■ To do
Keep the pictures out and restate every record exactly.
┌──
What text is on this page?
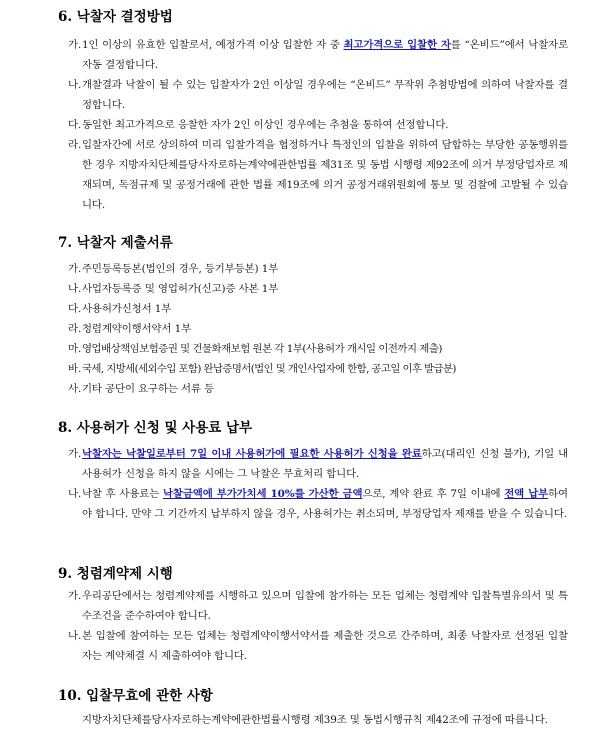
6. 낙찰자 결정방법
가. 1인 이상의 유효한 입찰로서, 예정가격 이상 입찰한 자 중 최고가격으로 입찰한 자를 “온비드”에서 낙찰자로 자동 결정합니다.
나. 개찰결과 낙찰이 될 수 있는 입찰자가 2인 이상일 경우에는 “온비드” 무작위 추첨방법에 의하여 낙찰자를 결정합니다.
다. 동일한 최고가격으로 응찰한 자가 2인 이상인 경우에는 추첨을 통하여 선정합니다.
라. 입찰자간에 서로 상의하여 미리 입찰가격을 협정하거나 특정인의 입찰을 위하여 담합하는 부당한 공동행위를 한 경우 지방자치단체를당사자로하는계약에관한법률 제31조 및 동법 시행령 제92조에 의거 부정당업자로 제재되며, 독점규제 및 공정거래에 관한 법률 제19조에 의거 공정거래위원회에 통보 및 검찰에 고발될 수 있습니다.
7. 낙찰자 제출서류
가. 주민등록등본(법인의 경우, 등기부등본) 1부
나. 사업자등록증 및 영업허가(신고)증 사본 1부
다. 사용허가신청서 1부
라. 청렴계약이행서약서 1부
마. 영업배상책임보험증권 및 건물화재보험 원본 각 1부(사용허가 개시일 이전까지 제출)
바. 국세, 지방세(세외수입 포함) 완납증명서(법인 및 개인사업자에 한함, 공고일 이후 발급분)
사. 기타 공단이 요구하는 서류 등
8. 사용허가 신청 및 사용료 납부
가. 낙찰자는 낙찰일로부터 7일 이내 사용허가에 필요한 사용허가 신청을 완료하고(대리인 신청 불가), 기일 내 사용허가 신청을 하지 않을 시에는 그 낙찰은 무효처리 합니다.
나. 낙찰 후 사용료는 낙찰금액에 부가가치세 10%를 가산한 금액으로, 계약 완료 후 7일 이내에 전액 납부하여야 합니다. 만약 그 기간까지 납부하지 않을 경우, 사용허가는 취소되며, 부정당업자 제재를 받을 수 있습니다.
9. 청렴계약제 시행
가. 우리공단에서는 청렴계약제를 시행하고 있으며 입찰에 참가하는 모든 업체는 청렴계약 입찰특별유의서 및 특수조건을 준수하여야 합니다.
나. 본 입찰에 참여하는 모든 업체는 청렴계약이행서약서를 제출한 것으로 간주하며, 최종 낙찰자로 선정된 입찰자는 계약체결 시 제출하여야 합니다.
10. 입찰무효에 관한 사항
지방자치단체를당사자로하는계약에관한법률시행령 제39조 및 동법시행규칙 제42조에 규정에 따릅니다.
└──
■ Expected answer
What text is on this page?
6. 낙찰자 결정방법
가. 1인 이상의 유효한 입찰로서, 예정가격 이상 입찰한 자 중 최고가격으로 입찰한 자를 “온비드”에서 낙찰자로 자동 결정합니다.
나. 개찰결과 낙찰이 될 수 있는 입찰자가 2인 이상일 경우에는 “온비드” 무작위 추첨방법에 의하여 낙찰자를 결정합니다.
다. 동일한 최고가격으로 응찰한 자가 2인 이상인 경우에는 추첨을 통하여 선정합니다.
라. 입찰자간에 서로 상의하여 미리 입찰가격을 협정하거나 특정인의 입찰을 위하여 담합하는 부당한 공동행위를 한 경우 지방자치단체를당사자로하는계약에관한법률 제31조 및 동법 시행령 제92조에 의거 부정당업자로 제재되며, 독점규제 및 공정거래에 관한 법률 제19조에 의거 공정거래위원회에 통보 및 검찰에 고발될 수 있습니다.
7. 낙찰자 제출서류
가. 주민등록등본(법인의 경우, 등기부등본) 1부
나. 사업자등록증 및 영업허가(신고)증 사본 1부
다. 사용허가신청서 1부
라. 청렴계약이행서약서 1부
마. 영업배상책임보험증권 및 건물화재보험 원본 각 1부(사용허가 개시일 이전까지 제출)
바. 국세, 지방세(세외수입 포함) 완납증명서(법인 및 개인사업자에 한함, 공고일 이후 발급분)
사. 기타 공단이 요구하는 서류 등
8. 사용허가 신청 및 사용료 납부
가. 낙찰자는 낙찰일로부터 7일 이내 사용허가에 필요한 사용허가 신청을 완료하고(대리인 신청 불가), 기일 내 사용허가 신청을 하지 않을 시에는 그 낙찰은 무효처리 합니다.
나. 낙찰 후 사용료는 낙찰금액에 부가가치세 10%를 가산한 금액으로, 계약 완료 후 7일 이내에 전액 납부하여야 합니다. 만약 그 기간까지 납부하지 않을 경우, 사용허가는 취소되며, 부정당업자 제재를 받을 수 있습니다.
9. 청렴계약제 시행
가. 우리공단에서는 청렴계약제를 시행하고 있으며 입찰에 참가하는 모든 업체는 청렴계약 입찰특별유의서 및 특수조건을 준수하여야 합니다.
나. 본 입찰에 참여하는 모든 업체는 청렴계약이행서약서를 제출한 것으로 간주하며, 최종 낙찰자로 선정된 입찰자는 계약체결 시 제출하여야 합니다.
10. 입찰무효에 관한 사항
지방자치단체를당사자로하는계약에관한법률시행령 제39조 및 동법시행규칙 제42조에 규정에 따릅니다.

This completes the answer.